▶ Task description
For the entries below, how many lines include the word "JSON"? Give the figure and nothing more.

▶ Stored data
··········
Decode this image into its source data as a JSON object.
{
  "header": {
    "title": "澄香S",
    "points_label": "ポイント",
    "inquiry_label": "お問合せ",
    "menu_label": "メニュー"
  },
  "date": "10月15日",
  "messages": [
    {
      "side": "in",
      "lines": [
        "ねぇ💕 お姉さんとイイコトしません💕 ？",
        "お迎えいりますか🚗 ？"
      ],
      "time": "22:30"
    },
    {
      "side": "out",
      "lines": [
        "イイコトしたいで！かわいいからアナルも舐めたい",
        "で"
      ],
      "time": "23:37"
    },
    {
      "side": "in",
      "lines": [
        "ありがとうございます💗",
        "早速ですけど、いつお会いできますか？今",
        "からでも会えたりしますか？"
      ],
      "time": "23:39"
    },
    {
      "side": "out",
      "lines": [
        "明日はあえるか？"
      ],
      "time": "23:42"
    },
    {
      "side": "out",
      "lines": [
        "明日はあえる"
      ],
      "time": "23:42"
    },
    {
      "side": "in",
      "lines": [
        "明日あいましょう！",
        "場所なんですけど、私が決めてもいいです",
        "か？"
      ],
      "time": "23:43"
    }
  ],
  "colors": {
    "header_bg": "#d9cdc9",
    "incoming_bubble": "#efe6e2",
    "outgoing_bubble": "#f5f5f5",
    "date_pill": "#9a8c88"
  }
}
··········
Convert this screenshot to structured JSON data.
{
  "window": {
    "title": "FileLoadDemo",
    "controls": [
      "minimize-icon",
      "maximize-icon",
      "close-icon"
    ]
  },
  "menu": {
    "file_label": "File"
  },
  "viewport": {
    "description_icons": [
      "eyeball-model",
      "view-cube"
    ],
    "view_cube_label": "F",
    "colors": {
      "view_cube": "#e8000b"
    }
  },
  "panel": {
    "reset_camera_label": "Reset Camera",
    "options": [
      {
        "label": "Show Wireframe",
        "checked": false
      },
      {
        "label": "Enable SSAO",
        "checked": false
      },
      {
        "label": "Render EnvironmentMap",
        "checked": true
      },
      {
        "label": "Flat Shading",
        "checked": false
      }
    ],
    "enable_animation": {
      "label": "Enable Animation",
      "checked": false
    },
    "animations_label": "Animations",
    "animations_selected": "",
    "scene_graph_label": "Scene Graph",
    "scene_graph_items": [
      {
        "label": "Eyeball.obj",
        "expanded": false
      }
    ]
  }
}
··········
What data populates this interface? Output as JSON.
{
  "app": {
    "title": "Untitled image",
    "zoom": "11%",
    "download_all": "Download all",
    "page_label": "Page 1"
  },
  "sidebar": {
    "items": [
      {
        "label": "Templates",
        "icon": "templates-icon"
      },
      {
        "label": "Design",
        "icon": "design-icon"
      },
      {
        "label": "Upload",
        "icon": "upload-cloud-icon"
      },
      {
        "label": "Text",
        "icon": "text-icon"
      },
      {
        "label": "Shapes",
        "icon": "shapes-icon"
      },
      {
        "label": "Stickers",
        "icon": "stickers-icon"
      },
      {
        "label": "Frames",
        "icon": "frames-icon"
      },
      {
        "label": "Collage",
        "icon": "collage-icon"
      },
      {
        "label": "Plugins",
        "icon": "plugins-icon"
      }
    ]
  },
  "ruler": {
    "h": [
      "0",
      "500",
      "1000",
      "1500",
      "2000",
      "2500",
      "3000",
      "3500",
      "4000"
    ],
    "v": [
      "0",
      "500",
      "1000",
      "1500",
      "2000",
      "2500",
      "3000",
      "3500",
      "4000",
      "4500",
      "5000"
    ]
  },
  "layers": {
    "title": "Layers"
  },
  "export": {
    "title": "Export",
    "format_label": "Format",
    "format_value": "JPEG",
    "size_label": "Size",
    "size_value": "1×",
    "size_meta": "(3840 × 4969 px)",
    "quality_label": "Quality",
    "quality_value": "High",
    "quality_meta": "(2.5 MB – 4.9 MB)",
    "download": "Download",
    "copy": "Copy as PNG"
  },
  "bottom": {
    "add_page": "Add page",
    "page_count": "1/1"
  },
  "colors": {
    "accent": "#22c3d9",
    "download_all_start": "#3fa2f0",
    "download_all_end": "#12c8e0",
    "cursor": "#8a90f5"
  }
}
··········
▶ Output
3